- Exercise aim: Make an exact copy of all the data.

Stored data entries
# # # #

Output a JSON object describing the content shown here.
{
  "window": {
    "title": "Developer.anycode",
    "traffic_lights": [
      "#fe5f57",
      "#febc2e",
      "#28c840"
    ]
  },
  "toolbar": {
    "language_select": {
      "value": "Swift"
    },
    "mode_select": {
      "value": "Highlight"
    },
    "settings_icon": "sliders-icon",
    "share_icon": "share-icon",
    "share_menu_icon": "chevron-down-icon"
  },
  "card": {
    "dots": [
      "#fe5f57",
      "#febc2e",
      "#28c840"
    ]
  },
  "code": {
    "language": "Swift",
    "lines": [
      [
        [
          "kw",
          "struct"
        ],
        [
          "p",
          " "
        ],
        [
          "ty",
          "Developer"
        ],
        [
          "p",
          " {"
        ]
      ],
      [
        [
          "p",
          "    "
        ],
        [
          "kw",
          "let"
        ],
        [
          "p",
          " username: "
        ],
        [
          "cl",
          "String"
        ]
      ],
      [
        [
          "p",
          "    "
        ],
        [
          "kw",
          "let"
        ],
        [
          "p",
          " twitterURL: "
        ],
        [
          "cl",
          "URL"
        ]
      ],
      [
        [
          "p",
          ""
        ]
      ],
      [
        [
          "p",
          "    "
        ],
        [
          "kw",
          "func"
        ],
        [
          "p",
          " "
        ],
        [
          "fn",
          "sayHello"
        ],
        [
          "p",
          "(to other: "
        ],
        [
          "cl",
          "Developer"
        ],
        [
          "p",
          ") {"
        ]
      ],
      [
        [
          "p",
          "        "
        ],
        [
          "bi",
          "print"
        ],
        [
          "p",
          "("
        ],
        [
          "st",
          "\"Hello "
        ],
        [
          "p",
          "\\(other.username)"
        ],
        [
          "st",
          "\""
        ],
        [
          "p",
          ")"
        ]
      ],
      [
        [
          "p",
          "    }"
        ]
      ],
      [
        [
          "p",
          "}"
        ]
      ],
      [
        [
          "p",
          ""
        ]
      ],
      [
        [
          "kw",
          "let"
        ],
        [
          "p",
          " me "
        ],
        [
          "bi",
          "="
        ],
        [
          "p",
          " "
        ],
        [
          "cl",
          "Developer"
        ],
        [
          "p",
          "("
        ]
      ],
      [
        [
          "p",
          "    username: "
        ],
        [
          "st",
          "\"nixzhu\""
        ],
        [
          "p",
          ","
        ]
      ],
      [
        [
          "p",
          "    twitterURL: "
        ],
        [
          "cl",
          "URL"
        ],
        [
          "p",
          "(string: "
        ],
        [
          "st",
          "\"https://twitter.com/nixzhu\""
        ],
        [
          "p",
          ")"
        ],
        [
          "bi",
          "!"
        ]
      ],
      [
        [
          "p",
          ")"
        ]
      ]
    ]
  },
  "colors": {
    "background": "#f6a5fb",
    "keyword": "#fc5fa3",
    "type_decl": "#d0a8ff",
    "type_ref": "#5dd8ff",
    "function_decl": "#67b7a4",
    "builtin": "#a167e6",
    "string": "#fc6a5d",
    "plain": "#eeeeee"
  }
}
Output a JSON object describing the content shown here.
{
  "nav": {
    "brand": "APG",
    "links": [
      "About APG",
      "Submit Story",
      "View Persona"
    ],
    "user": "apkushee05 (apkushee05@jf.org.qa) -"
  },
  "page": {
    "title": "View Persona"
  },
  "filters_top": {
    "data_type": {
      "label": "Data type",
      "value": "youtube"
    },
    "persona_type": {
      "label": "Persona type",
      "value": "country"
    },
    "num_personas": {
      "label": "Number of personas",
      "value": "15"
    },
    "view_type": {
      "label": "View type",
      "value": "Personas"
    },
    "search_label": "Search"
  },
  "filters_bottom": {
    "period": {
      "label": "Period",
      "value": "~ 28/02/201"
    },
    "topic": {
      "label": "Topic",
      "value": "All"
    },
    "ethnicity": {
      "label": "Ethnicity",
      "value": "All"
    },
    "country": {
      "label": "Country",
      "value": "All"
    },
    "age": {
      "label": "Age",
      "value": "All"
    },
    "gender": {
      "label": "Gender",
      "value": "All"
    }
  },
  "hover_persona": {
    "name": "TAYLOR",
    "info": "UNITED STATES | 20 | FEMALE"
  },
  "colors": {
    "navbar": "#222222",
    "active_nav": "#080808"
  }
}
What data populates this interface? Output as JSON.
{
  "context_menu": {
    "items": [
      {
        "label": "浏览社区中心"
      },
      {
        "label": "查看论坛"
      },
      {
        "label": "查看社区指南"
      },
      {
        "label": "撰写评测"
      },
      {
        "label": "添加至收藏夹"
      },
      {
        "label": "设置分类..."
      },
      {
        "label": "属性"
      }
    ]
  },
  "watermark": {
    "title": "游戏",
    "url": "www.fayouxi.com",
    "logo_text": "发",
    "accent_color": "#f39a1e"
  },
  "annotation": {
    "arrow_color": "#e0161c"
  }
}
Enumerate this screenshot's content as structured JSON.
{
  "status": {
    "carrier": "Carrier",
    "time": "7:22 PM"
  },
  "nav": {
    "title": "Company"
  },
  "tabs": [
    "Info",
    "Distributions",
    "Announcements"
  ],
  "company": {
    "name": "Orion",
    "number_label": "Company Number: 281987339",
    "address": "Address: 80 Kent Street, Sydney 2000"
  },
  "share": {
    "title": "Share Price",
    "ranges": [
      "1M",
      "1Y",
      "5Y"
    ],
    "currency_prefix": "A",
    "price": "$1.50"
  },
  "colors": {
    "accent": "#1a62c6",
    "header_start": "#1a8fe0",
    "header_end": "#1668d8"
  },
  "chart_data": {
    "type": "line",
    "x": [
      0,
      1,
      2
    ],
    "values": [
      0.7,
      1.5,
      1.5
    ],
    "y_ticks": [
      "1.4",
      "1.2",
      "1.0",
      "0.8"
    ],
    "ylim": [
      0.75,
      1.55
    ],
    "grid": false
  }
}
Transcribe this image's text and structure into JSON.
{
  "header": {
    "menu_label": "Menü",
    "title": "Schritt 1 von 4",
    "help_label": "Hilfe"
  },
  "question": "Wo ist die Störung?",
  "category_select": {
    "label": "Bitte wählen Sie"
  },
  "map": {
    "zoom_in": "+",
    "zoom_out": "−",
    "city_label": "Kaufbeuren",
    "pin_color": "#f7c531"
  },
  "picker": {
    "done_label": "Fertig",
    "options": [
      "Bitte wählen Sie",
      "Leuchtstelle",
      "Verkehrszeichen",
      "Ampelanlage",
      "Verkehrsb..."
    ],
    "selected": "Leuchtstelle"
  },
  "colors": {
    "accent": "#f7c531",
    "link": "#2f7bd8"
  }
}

# # # #

- Answer to the task:
Output a JSON object describing the content shown here.
{
  "window": {
    "title": "Developer.anycode",
    "traffic_lights": [
      "#fe5f57",
      "#febc2e",
      "#28c840"
    ]
  },
  "toolbar": {
    "language_select": {
      "value": "Swift"
    },
    "mode_select": {
      "value": "Highlight"
    },
    "settings_icon": "sliders-icon",
    "share_icon": "share-icon",
    "share_menu_icon": "chevron-down-icon"
  },
  "card": {
    "dots": [
      "#fe5f57",
      "#febc2e",
      "#28c840"
    ]
  },
  "code": {
    "language": "Swift",
    "lines": [
      [
        [
          "kw",
          "struct"
        ],
        [
          "p",
          " "
        ],
        [
          "ty",
          "Developer"
        ],
        [
          "p",
          " {"
        ]
      ],
      [
        [
          "p",
          "    "
        ],
        [
          "kw",
          "let"
        ],
        [
          "p",
          " username: "
        ],
        [
          "cl",
          "String"
        ]
      ],
      [
        [
          "p",
          "    "
        ],
        [
          "kw",
          "let"
        ],
        [
          "p",
          " twitterURL: "
        ],
        [
          "cl",
          "URL"
        ]
      ],
      [
        [
          "p",
          ""
        ]
      ],
      [
        [
          "p",
          "    "
        ],
        [
          "kw",
          "func"
        ],
        [
          "p",
          " "
        ],
        [
          "fn",
          "sayHello"
        ],
        [
          "p",
          "(to other: "
        ],
        [
          "cl",
          "Developer"
        ],
        [
          "p",
          ") {"
        ]
      ],
      [
        [
          "p",
          "        "
        ],
        [
          "bi",
          "print"
        ],
        [
          "p",
          "("
        ],
        [
          "st",
          "\"Hello "
        ],
        [
          "p",
          "\\(other.username)"
        ],
        [
          "st",
          "\""
        ],
        [
          "p",
          ")"
        ]
      ],
      [
        [
          "p",
          "    }"
        ]
      ],
      [
        [
          "p",
          "}"
        ]
      ],
      [
        [
          "p",
          ""
        ]
      ],
      [
        [
          "kw",
          "let"
        ],
        [
          "p",
          " me "
        ],
        [
          "bi",
          "="
        ],
        [
          "p",
          " "
        ],
        [
          "cl",
          "Developer"
        ],
        [
          "p",
          "("
        ]
      ],
      [
        [
          "p",
          "    username: "
        ],
        [
          "st",
          "\"nixzhu\""
        ],
        [
          "p",
          ","
        ]
      ],
      [
        [
          "p",
          "    twitterURL: "
        ],
        [
          "cl",
          "URL"
        ],
        [
          "p",
          "(string: "
        ],
        [
          "st",
          "\"https://twitter.com/nixzhu\""
        ],
        [
          "p",
          ")"
        ],
        [
          "bi",
          "!"
        ]
      ],
      [
        [
          "p",
          ")"
        ]
      ]
    ]
  },
  "colors": {
    "background": "#f6a5fb",
    "keyword": "#fc5fa3",
    "type_decl": "#d0a8ff",
    "type_ref": "#5dd8ff",
    "function_decl": "#67b7a4",
    "builtin": "#a167e6",
    "string": "#fc6a5d",
    "plain": "#eeeeee"
  }
}
Output a JSON object describing the content shown here.
{
  "nav": {
    "brand": "APG",
    "links": [
      "About APG",
      "Submit Story",
      "View Persona"
    ],
    "user": "apkushee05 (apkushee05@jf.org.qa) -"
  },
  "page": {
    "title": "View Persona"
  },
  "filters_top": {
    "data_type": {
      "label": "Data type",
      "value": "youtube"
    },
    "persona_type": {
      "label": "Persona type",
      "value": "country"
    },
    "num_personas": {
      "label": "Number of personas",
      "value": "15"
    },
    "view_type": {
      "label": "View type",
      "value": "Personas"
    },
    "search_label": "Search"
  },
  "filters_bottom": {
    "period": {
      "label": "Period",
      "value": "~ 28/02/201"
    },
    "topic": {
      "label": "Topic",
      "value": "All"
    },
    "ethnicity": {
      "label": "Ethnicity",
      "value": "All"
    },
    "country": {
      "label": "Country",
      "value": "All"
    },
    "age": {
      "label": "Age",
      "value": "All"
    },
    "gender": {
      "label": "Gender",
      "value": "All"
    }
  },
  "hover_persona": {
    "name": "TAYLOR",
    "info": "UNITED STATES | 20 | FEMALE"
  },
  "colors": {
    "navbar": "#222222",
    "active_nav": "#080808"
  }
}
What data populates this interface? Output as JSON.
{
  "context_menu": {
    "items": [
      {
        "label": "浏览社区中心"
      },
      {
        "label": "查看论坛"
      },
      {
        "label": "查看社区指南"
      },
      {
        "label": "撰写评测"
      },
      {
        "label": "添加至收藏夹"
      },
      {
        "label": "设置分类..."
      },
      {
        "label": "属性"
      }
    ]
  },
  "watermark": {
    "title": "游戏",
    "url": "www.fayouxi.com",
    "logo_text": "发",
    "accent_color": "#f39a1e"
  },
  "annotation": {
    "arrow_color": "#e0161c"
  }
}
Enumerate this screenshot's content as structured JSON.
{
  "status": {
    "carrier": "Carrier",
    "time": "7:22 PM"
  },
  "nav": {
    "title": "Company"
  },
  "tabs": [
    "Info",
    "Distributions",
    "Announcements"
  ],
  "company": {
    "name": "Orion",
    "number_label": "Company Number: 281987339",
    "address": "Address: 80 Kent Street, Sydney 2000"
  },
  "share": {
    "title": "Share Price",
    "ranges": [
      "1M",
      "1Y",
      "5Y"
    ],
    "currency_prefix": "A",
    "price": "$1.50"
  },
  "colors": {
    "accent": "#1a62c6",
    "header_start": "#1a8fe0",
    "header_end": "#1668d8"
  },
  "chart_data": {
    "type": "line",
    "x": [
      0,
      1,
      2
    ],
    "values": [
      0.7,
      1.5,
      1.5
    ],
    "y_ticks": [
      "1.4",
      "1.2",
      "1.0",
      "0.8"
    ],
    "ylim": [
      0.75,
      1.55
    ],
    "grid": false
  }
}
Transcribe this image's text and structure into JSON.
{
  "header": {
    "menu_label": "Menü",
    "title": "Schritt 1 von 4",
    "help_label": "Hilfe"
  },
  "question": "Wo ist die Störung?",
  "category_select": {
    "label": "Bitte wählen Sie"
  },
  "map": {
    "zoom_in": "+",
    "zoom_out": "−",
    "city_label": "Kaufbeuren",
    "pin_color": "#f7c531"
  },
  "picker": {
    "done_label": "Fertig",
    "options": [
      "Bitte wählen Sie",
      "Leuchtstelle",
      "Verkehrszeichen",
      "Ampelanlage",
      "Verkehrsb..."
    ],
    "selected": "Leuchtstelle"
  },
  "colors": {
    "accent": "#f7c531",
    "link": "#2f7bd8"
  }
}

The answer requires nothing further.